◆ **Task**:
Output each entry that follows exactly. Images stay out.
********************
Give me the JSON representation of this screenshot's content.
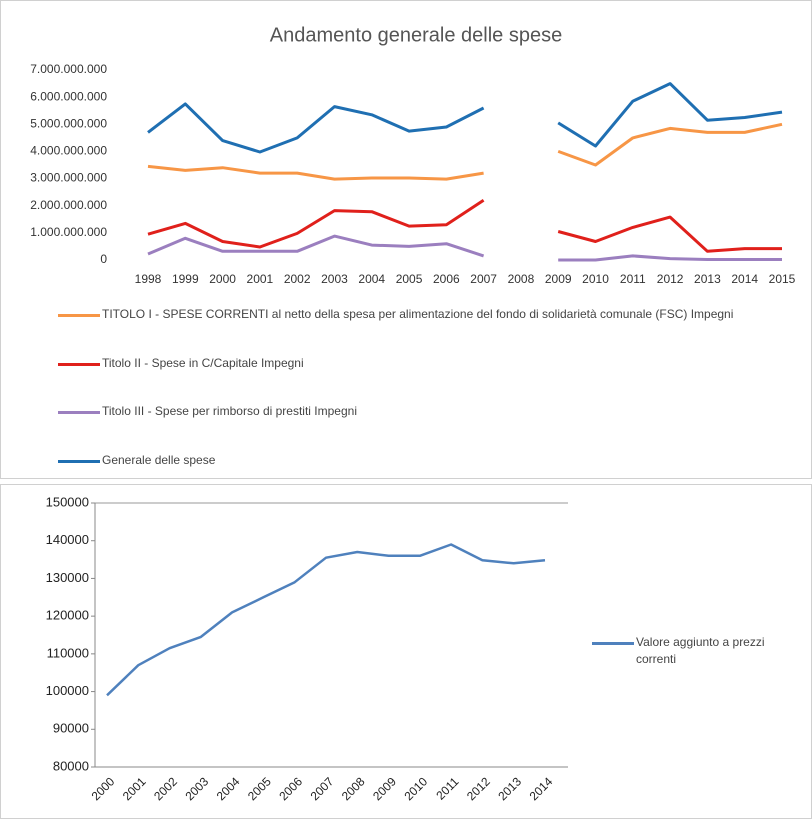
{
  "chart_data": [
    {
      "type": "line",
      "title": "Andamento generale delle spese",
      "categories": [
        "1998",
        "1999",
        "2000",
        "2001",
        "2002",
        "2003",
        "2004",
        "2005",
        "2006",
        "2007",
        "2008",
        "2009",
        "2010",
        "2011",
        "2012",
        "2013",
        "2014",
        "2015"
      ],
      "ylim": [
        0,
        7000000000
      ],
      "yticks": [
        0,
        {
          "value": 1000000000,
          "label": "1.000.000.000"
        },
        {
          "value": 2000000000,
          "label": "2.000.000.000"
        },
        {
          "value": 3000000000,
          "label": "3.000.000.000"
        },
        {
          "value": 4000000000,
          "label": "4.000.000.000"
        },
        {
          "value": 5000000000,
          "label": "5.000.000.000"
        },
        {
          "value": 6000000000,
          "label": "6.000.000.000"
        },
        {
          "value": 7000000000,
          "label": "7.000.000.000"
        }
      ],
      "grid": false,
      "series": [
        {
          "name": "TITOLO I - SPESE CORRENTI al netto della spesa per alimentazione del fondo di solidarietà comunale (FSC) Impegni",
          "color": "#f79646",
          "values": [
            3450000000,
            3300000000,
            3400000000,
            3200000000,
            3200000000,
            2980000000,
            3020000000,
            3020000000,
            2980000000,
            3200000000,
            null,
            4000000000,
            3500000000,
            4500000000,
            4850000000,
            4700000000,
            4700000000,
            5000000000
          ]
        },
        {
          "name": "Titolo II - Spese in C/Capitale Impegni",
          "color": "#e0201b",
          "values": [
            950000000,
            1350000000,
            680000000,
            480000000,
            980000000,
            1820000000,
            1780000000,
            1250000000,
            1300000000,
            2200000000,
            null,
            1050000000,
            680000000,
            1200000000,
            1580000000,
            320000000,
            420000000,
            420000000
          ]
        },
        {
          "name": "Titolo III - Spese per rimborso di prestiti Impegni",
          "color": "#9b7fbf",
          "values": [
            220000000,
            800000000,
            320000000,
            320000000,
            320000000,
            880000000,
            550000000,
            500000000,
            600000000,
            150000000,
            null,
            0,
            0,
            150000000,
            50000000,
            20000000,
            20000000,
            20000000
          ]
        },
        {
          "name": "Generale delle spese",
          "color": "#1f6fb2",
          "values": [
            4700000000,
            5750000000,
            4400000000,
            3980000000,
            4500000000,
            5650000000,
            5350000000,
            4750000000,
            4900000000,
            5600000000,
            null,
            5050000000,
            4200000000,
            5850000000,
            6500000000,
            5150000000,
            5250000000,
            5450000000
          ]
        }
      ]
    },
    {
      "type": "line",
      "categories": [
        "2000",
        "2001",
        "2002",
        "2003",
        "2004",
        "2005",
        "2006",
        "2007",
        "2008",
        "2009",
        "2010",
        "2011",
        "2012",
        "2013",
        "2014"
      ],
      "ylim": [
        80000,
        150000
      ],
      "yticks": [
        80000,
        90000,
        100000,
        110000,
        120000,
        130000,
        140000,
        150000
      ],
      "grid": false,
      "series": [
        {
          "name": "Valore aggiunto a prezzi correnti",
          "color": "#4f81bd",
          "values": [
            99000,
            107000,
            111500,
            114500,
            121000,
            125000,
            129000,
            135500,
            137000,
            136000,
            136000,
            139000,
            134800,
            134000,
            134800
          ]
        }
      ]
    }
  ]
}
********************
◆ **Answer to this exercise**:
Give me the JSON representation of this screenshot's content.
{
  "chart_data": [
    {
      "type": "line",
      "title": "Andamento generale delle spese",
      "categories": [
        "1998",
        "1999",
        "2000",
        "2001",
        "2002",
        "2003",
        "2004",
        "2005",
        "2006",
        "2007",
        "2008",
        "2009",
        "2010",
        "2011",
        "2012",
        "2013",
        "2014",
        "2015"
      ],
      "ylim": [
        0,
        7000000000
      ],
      "yticks": [
        0,
        {
          "value": 1000000000,
          "label": "1.000.000.000"
        },
        {
          "value": 2000000000,
          "label": "2.000.000.000"
        },
        {
          "value": 3000000000,
          "label": "3.000.000.000"
        },
        {
          "value": 4000000000,
          "label": "4.000.000.000"
        },
        {
          "value": 5000000000,
          "label": "5.000.000.000"
        },
        {
          "value": 6000000000,
          "label": "6.000.000.000"
        },
        {
          "value": 7000000000,
          "label": "7.000.000.000"
        }
      ],
      "grid": false,
      "series": [
        {
          "name": "TITOLO I - SPESE CORRENTI al netto della spesa per alimentazione del fondo di solidarietà comunale (FSC) Impegni",
          "color": "#f79646",
          "values": [
            3450000000,
            3300000000,
            3400000000,
            3200000000,
            3200000000,
            2980000000,
            3020000000,
            3020000000,
            2980000000,
            3200000000,
            null,
            4000000000,
            3500000000,
            4500000000,
            4850000000,
            4700000000,
            4700000000,
            5000000000
          ]
        },
        {
          "name": "Titolo II - Spese in C/Capitale Impegni",
          "color": "#e0201b",
          "values": [
            950000000,
            1350000000,
            680000000,
            480000000,
            980000000,
            1820000000,
            1780000000,
            1250000000,
            1300000000,
            2200000000,
            null,
            1050000000,
            680000000,
            1200000000,
            1580000000,
            320000000,
            420000000,
            420000000
          ]
        },
        {
          "name": "Titolo III - Spese per rimborso di prestiti Impegni",
          "color": "#9b7fbf",
          "values": [
            220000000,
            800000000,
            320000000,
            320000000,
            320000000,
            880000000,
            550000000,
            500000000,
            600000000,
            150000000,
            null,
            0,
            0,
            150000000,
            50000000,
            20000000,
            20000000,
            20000000
          ]
        },
        {
          "name": "Generale delle spese",
          "color": "#1f6fb2",
          "values": [
            4700000000,
            5750000000,
            4400000000,
            3980000000,
            4500000000,
            5650000000,
            5350000000,
            4750000000,
            4900000000,
            5600000000,
            null,
            5050000000,
            4200000000,
            5850000000,
            6500000000,
            5150000000,
            5250000000,
            5450000000
          ]
        }
      ]
    },
    {
      "type": "line",
      "categories": [
        "2000",
        "2001",
        "2002",
        "2003",
        "2004",
        "2005",
        "2006",
        "2007",
        "2008",
        "2009",
        "2010",
        "2011",
        "2012",
        "2013",
        "2014"
      ],
      "ylim": [
        80000,
        150000
      ],
      "yticks": [
        80000,
        90000,
        100000,
        110000,
        120000,
        130000,
        140000,
        150000
      ],
      "grid": false,
      "series": [
        {
          "name": "Valore aggiunto a prezzi correnti",
          "color": "#4f81bd",
          "values": [
            99000,
            107000,
            111500,
            114500,
            121000,
            125000,
            129000,
            135500,
            137000,
            136000,
            136000,
            139000,
            134800,
            134000,
            134800
          ]
        }
      ]
    }
  ]
}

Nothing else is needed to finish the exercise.